Ejercicios por resolver:
**1)** ¿Concuerdan con la crónica sobre Sixto el de las sillas estas afirmaciones: (a) nadie conoce el apellido de Sixto; (b) Sixto usa sombrero solo de día; (c) el municipio costeó las sillas de hierro del parque? Contesta sí o no a cada una y cita textualmente las palabras de la crónica que lo deciden.
**2)** Retoma la crónica sobre Sixto el de las sillas justo después de su última oración y continúala en el mismo tono.

Sixto el de las sillas

ROBERTO ÁLVAREZ QUIÑONES -.

Encabezado por “Tres Pelos” —andarín callejero que de todas formas quiere ser alcalde del pueblo para ponerle techo al parque y hacer un balneario en el lago salvaje de La Turbina— mi villa natal, Ciego de Avila (centro de la isla de Cuba) tiene  un envidiable patrimonio de personajes tan pintorescos que forman parte del paisaje, la historia y el folklore local.

 “Sixto el de las sillas” —el apellido nadie lo sabe, pero no hace falta—es uno de los más conspicuos en esta entrañable patria chica mía que a mediados de esta centuria XX puja por un futuro que todos ingenuamente imaginamos mejor. Por su aspecto, sus agachados ojos verdiazules y cierto acento que él ha “aplatanado” estupendamente, su origen apunta a las Islas Canarias. Rebasa ya la media rueda (cerca de 60 años) y es el clásico “flaco desgarbao”. Con una eterna guayabera blanca, algo trajinada, va siempre tocado con un inexplicable sombrero aun en la noche profunda.

Una incipiente “maleta” (muy ligera joroba) en la alta espalda no le impide caminar raudo y veloz para cobrarle a sus clientes. Su negocio es tan inaudito como boyante. Al ser remodelado el  parque central José Martí (que fuera la Plaza Alfonso XII en la época colonial) a fines de los años 40 y convertirlo en el único parque de Cuba con piso de granito, solamente fueron colocados escasos bancos. Ni corto ni perezoso el avispado Sixto consiguió una “gracia municipal” para inundar la plaza de sillas de hierro que pagó con su dinero, las que fijadas y enlazadas entre sí forman una hilera que da la vuelta al parque cual cinturón verde del reposo.

Material proporcionado:

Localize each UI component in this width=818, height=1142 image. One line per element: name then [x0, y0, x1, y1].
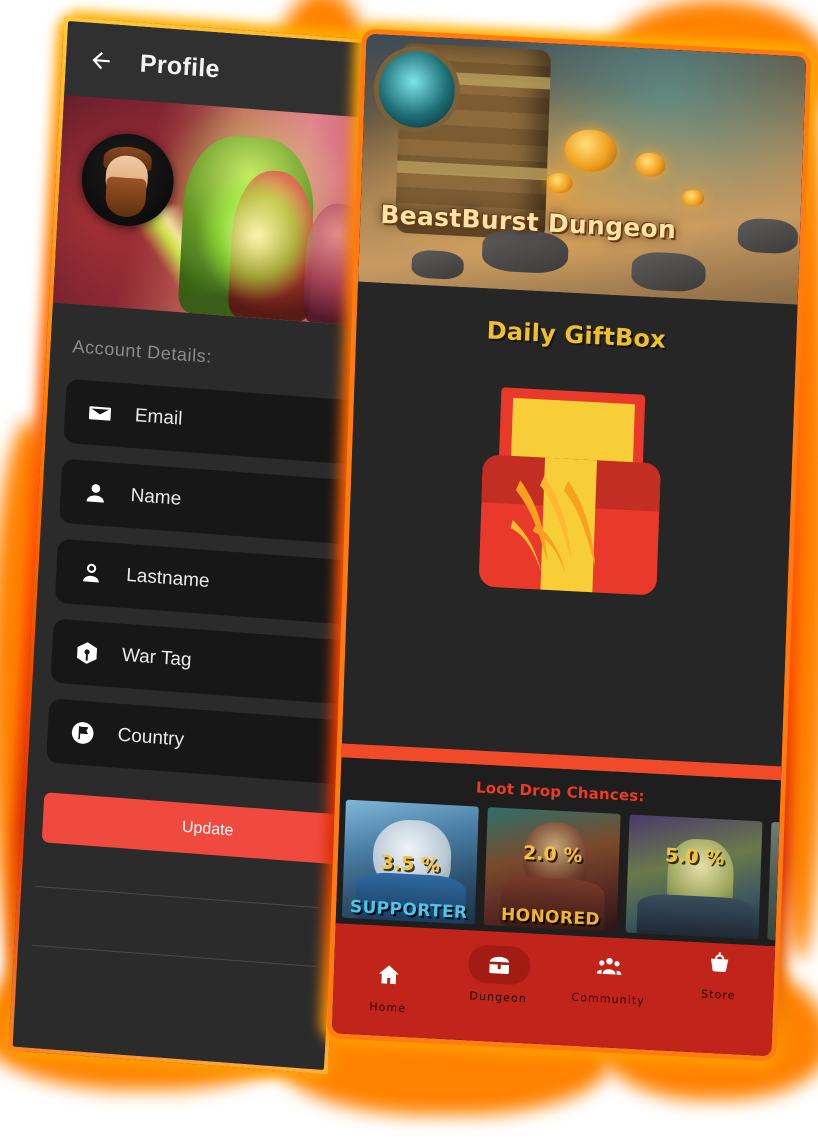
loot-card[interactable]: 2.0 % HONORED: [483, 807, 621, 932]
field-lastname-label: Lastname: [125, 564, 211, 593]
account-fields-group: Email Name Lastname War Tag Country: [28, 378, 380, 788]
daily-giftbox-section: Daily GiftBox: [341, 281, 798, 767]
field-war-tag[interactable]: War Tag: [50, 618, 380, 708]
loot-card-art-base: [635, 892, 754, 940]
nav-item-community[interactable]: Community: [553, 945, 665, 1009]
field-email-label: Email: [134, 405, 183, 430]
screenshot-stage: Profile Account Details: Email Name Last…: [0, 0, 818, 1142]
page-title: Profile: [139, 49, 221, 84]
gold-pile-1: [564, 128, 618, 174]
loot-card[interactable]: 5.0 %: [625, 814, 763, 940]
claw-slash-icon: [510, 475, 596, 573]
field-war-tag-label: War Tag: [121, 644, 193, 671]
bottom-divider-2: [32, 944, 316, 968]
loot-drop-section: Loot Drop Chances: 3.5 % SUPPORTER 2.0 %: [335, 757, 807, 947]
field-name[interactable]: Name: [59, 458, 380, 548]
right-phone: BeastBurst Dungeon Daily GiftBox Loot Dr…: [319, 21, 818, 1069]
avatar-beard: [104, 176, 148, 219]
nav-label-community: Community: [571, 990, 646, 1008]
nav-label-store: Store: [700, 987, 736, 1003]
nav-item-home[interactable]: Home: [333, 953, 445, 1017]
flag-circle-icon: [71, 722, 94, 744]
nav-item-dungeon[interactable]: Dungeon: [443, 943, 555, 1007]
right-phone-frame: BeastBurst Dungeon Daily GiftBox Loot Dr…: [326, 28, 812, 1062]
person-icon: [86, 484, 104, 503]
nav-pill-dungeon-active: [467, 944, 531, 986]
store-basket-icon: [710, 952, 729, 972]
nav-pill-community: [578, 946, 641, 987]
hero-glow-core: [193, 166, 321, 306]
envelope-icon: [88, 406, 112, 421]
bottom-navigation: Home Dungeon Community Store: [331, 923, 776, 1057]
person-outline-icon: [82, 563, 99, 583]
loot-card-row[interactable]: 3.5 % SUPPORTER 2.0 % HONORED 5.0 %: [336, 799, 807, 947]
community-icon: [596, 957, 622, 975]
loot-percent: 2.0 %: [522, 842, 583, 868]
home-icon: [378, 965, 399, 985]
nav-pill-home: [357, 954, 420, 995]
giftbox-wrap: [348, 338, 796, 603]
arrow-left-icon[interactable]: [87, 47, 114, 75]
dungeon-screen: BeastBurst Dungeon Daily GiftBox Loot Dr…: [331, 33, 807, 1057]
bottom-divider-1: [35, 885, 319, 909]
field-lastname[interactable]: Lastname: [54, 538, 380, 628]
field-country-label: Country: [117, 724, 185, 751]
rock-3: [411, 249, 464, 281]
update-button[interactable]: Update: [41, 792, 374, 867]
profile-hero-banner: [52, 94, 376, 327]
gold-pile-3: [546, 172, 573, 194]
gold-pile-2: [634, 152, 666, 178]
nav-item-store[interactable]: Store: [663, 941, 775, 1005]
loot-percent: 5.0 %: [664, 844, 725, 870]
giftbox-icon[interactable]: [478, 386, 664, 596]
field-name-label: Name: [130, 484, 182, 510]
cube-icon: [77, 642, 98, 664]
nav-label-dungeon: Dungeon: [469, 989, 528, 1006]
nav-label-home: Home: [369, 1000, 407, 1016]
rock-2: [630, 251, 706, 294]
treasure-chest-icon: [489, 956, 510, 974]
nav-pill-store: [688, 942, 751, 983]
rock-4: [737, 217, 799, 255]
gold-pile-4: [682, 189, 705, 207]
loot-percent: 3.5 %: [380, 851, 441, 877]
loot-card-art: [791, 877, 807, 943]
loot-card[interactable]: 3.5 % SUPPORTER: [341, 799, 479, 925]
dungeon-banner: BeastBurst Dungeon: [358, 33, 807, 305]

Resultados:
**1)**
(a) Sí: "el apellido nadie lo sabe".
(b) No: "va siempre tocado con un inexplicable sombrero aun en la noche profunda".
(c) No: "sillas de hierro que pagó con su dinero".

**2)**
Cuando Sixto advierte “artrosis” para meter la mano en el bolsillo y pagar los cinco centavos que cuesta sentarse en la silla, espeta sin mucho protocolo: “Andando, andando, que aquí el que no paga se va…”.  No da  recibo alguno,  pero goza de una memoria sideral. Fija los rostros de tal manera que nunca intenta cobrarle a quien ya pagó.

Pero la cosa no termina ahí. Es la costumbre  velar a los fallecidos en sus propias casas. Y claro, se necesitan sillas para las decenas de parientes y amigos del occiso que acuden a rendirle tributo póstumo. Es Sixto quien suministra las sillas plegables de madera a los velorios, y de paso a las funerarias Piriz y Massiá.

Así, su quijotesca figura ha devenido ave de mal agüero. Cuando alguien está a punto de pasar a mejor vida, o la negra parca homérica engancha a algún desdichado, al instante aparece Sixto en escena ofreciendo sus servicios.

¡Llévatelo, viento de aguaaaa…!

Para los más aprehensivos, ver a Sixto pasar por delante de su casa es un terrible presagio y se persignan alarmados. Los más atrevidos se desahogan y le gritan: “¡Sixto, solavayaaa!”,  “¡Llévatelo, viento de aguaaaaa!”.

En el parque, quien no tiene la suerte de pescar un banco y quiere sentarse tiene que entendérselas irremediablemente con Sixto. Esa plaza principal es el corazón de la ciudad y centro gravitacional de la juventud avileña. Para los varones es un regalo del cielo, pues nos deleitamos con el más deseable desfile femenino que se pueda imaginar. No es un secreto que las avileñas, junto a las camagüeyanas, se pasean entre las mujeres más hermosas y mejor “torneadas” de la isla. Suerte que tenemos ¿no?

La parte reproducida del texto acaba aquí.